## Written problem
Copy each line below without leaving any out.

## Record excerpts
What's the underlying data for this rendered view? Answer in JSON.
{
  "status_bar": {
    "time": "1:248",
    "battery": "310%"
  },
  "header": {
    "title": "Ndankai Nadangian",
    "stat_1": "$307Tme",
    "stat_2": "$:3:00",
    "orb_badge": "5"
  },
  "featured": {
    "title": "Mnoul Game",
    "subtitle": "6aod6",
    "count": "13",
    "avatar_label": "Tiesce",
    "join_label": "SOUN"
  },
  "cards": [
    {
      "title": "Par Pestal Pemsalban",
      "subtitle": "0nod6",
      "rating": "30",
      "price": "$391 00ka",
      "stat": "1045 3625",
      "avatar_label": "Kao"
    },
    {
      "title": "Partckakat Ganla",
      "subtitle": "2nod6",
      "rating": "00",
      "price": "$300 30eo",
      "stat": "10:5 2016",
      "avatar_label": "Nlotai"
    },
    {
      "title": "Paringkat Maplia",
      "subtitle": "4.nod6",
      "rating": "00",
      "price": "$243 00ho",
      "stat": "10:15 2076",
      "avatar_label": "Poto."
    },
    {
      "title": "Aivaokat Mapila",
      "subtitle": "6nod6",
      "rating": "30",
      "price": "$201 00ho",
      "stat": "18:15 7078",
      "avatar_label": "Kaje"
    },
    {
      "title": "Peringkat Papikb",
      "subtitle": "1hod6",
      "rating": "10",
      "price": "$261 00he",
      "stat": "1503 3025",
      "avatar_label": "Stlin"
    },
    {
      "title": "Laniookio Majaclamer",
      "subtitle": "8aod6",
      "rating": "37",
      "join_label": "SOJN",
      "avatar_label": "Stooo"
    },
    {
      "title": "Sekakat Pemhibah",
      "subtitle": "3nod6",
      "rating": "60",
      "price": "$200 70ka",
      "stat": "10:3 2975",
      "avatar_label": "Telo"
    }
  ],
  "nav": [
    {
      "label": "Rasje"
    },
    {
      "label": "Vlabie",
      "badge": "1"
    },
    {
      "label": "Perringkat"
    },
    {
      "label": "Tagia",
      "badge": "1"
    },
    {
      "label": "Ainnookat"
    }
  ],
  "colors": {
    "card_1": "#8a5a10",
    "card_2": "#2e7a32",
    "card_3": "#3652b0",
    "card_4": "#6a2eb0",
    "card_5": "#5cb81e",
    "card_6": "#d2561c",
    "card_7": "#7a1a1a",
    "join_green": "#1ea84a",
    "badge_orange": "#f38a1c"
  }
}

## Solution
What's the underlying data for this rendered view? Answer in JSON.
{
  "status_bar": {
    "time": "1:248",
    "battery": "310%"
  },
  "header": {
    "title": "Ndankai Nadangian",
    "stat_1": "$307Tme",
    "stat_2": "$:3:00",
    "orb_badge": "5"
  },
  "featured": {
    "title": "Mnoul Game",
    "subtitle": "6aod6",
    "count": "13",
    "avatar_label": "Tiesce",
    "join_label": "SOUN"
  },
  "cards": [
    {
      "title": "Par Pestal Pemsalban",
      "subtitle": "0nod6",
      "rating": "30",
      "price": "$391 00ka",
      "stat": "1045 3625",
      "avatar_label": "Kao"
    },
    {
      "title": "Partckakat Ganla",
      "subtitle": "2nod6",
      "rating": "00",
      "price": "$300 30eo",
      "stat": "10:5 2016",
      "avatar_label": "Nlotai"
    },
    {
      "title": "Paringkat Maplia",
      "subtitle": "4.nod6",
      "rating": "00",
      "price": "$243 00ho",
      "stat": "10:15 2076",
      "avatar_label": "Poto."
    },
    {
      "title": "Aivaokat Mapila",
      "subtitle": "6nod6",
      "rating": "30",
      "price": "$201 00ho",
      "stat": "18:15 7078",
      "avatar_label": "Kaje"
    },
    {
      "title": "Peringkat Papikb",
      "subtitle": "1hod6",
      "rating": "10",
      "price": "$261 00he",
      "stat": "1503 3025",
      "avatar_label": "Stlin"
    },
    {
      "title": "Laniookio Majaclamer",
      "subtitle": "8aod6",
      "rating": "37",
      "join_label": "SOJN",
      "avatar_label": "Stooo"
    },
    {
      "title": "Sekakat Pemhibah",
      "subtitle": "3nod6",
      "rating": "60",
      "price": "$200 70ka",
      "stat": "10:3 2975",
      "avatar_label": "Telo"
    }
  ],
  "nav": [
    {
      "label": "Rasje"
    },
    {
      "label": "Vlabie",
      "badge": "1"
    },
    {
      "label": "Perringkat"
    },
    {
      "label": "Tagia",
      "badge": "1"
    },
    {
      "label": "Ainnookat"
    }
  ],
  "colors": {
    "card_1": "#8a5a10",
    "card_2": "#2e7a32",
    "card_3": "#3652b0",
    "card_4": "#6a2eb0",
    "card_5": "#5cb81e",
    "card_6": "#d2561c",
    "card_7": "#7a1a1a",
    "join_green": "#1ea84a",
    "badge_orange": "#f38a1c"
  }
}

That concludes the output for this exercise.